__WHAT TO WORK ON__: Looking at the listing, state how many of its lines contain the string "this". Write only the number.

__RECORDED INFORMATION__:
- - -
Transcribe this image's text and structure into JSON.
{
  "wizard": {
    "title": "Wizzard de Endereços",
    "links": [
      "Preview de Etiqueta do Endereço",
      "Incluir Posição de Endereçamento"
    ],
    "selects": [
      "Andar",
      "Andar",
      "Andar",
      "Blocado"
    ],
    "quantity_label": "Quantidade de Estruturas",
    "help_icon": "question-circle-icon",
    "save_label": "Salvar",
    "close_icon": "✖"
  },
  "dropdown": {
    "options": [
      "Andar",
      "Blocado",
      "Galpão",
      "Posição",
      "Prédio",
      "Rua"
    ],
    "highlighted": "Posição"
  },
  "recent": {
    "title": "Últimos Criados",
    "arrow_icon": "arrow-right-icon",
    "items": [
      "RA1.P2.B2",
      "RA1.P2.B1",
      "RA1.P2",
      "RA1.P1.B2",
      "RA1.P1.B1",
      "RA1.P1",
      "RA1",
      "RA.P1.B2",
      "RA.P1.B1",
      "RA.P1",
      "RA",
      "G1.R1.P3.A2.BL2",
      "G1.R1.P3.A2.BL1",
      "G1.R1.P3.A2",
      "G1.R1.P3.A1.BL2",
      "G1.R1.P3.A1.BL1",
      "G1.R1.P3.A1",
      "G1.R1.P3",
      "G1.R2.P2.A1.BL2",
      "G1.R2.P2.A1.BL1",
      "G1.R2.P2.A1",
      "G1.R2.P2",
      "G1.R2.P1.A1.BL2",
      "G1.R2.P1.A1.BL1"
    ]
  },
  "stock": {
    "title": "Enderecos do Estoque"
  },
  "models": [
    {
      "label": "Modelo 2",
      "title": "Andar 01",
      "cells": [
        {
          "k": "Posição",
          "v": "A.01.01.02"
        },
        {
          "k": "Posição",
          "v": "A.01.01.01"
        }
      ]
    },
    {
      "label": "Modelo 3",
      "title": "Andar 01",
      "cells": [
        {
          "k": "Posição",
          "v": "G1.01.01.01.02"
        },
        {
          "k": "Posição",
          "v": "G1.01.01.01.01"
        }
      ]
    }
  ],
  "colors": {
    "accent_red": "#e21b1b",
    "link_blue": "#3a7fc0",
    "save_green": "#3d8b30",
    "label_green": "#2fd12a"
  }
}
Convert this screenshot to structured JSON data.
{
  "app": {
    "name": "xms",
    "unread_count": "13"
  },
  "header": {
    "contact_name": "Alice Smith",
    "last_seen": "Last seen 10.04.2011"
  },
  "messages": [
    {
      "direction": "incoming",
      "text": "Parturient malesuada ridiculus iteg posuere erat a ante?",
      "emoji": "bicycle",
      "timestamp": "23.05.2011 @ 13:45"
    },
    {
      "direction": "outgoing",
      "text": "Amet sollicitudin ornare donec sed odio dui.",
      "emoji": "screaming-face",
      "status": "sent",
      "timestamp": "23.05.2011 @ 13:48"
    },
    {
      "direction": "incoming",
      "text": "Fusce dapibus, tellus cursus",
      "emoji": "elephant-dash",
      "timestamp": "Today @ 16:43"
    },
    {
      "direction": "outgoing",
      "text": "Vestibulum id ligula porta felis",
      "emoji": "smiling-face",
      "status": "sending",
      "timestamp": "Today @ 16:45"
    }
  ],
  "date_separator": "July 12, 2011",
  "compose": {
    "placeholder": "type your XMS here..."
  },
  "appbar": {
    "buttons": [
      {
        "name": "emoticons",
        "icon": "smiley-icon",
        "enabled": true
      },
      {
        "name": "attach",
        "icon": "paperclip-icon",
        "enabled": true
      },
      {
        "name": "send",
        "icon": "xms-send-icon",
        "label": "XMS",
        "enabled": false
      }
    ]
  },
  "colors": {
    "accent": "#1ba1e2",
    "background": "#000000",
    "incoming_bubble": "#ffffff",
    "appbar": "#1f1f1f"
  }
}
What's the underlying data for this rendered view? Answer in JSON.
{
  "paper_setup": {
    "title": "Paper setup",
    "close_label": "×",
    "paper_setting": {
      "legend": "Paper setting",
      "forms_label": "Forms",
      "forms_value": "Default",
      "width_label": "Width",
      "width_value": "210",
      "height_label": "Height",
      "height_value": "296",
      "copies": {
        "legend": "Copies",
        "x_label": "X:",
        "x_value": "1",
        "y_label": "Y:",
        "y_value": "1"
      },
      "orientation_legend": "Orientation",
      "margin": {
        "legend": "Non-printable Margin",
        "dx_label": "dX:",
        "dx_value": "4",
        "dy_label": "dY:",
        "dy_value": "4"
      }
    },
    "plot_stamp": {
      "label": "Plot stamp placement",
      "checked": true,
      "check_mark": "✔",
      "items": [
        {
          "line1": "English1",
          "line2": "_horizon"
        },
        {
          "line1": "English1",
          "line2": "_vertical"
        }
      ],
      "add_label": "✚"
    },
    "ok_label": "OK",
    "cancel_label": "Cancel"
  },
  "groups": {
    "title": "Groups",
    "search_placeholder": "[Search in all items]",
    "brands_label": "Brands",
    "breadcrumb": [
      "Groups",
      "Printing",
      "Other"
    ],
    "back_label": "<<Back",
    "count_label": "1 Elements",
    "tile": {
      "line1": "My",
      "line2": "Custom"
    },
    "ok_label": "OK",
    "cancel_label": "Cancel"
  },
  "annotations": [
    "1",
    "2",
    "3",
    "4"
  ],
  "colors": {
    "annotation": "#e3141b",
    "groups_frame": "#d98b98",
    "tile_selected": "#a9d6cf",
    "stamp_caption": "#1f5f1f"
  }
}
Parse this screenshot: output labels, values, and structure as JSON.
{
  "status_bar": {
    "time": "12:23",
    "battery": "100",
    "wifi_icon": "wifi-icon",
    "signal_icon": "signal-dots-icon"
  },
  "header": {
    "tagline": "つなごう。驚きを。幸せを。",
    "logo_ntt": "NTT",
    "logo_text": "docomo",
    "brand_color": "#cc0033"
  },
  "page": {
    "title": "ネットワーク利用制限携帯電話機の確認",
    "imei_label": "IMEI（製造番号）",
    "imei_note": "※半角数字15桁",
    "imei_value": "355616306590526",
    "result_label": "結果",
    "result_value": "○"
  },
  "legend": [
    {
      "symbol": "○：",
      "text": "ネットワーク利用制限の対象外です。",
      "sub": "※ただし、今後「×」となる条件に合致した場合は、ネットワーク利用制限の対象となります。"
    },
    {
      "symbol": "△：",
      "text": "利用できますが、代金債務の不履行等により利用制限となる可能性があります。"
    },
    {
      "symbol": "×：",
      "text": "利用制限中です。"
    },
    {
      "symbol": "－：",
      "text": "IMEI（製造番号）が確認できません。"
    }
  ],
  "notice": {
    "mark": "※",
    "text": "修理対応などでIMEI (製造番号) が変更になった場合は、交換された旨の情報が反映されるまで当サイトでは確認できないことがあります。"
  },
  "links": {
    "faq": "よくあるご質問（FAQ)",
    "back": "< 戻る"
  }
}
- - -
__SOLUTION BELOW__: 4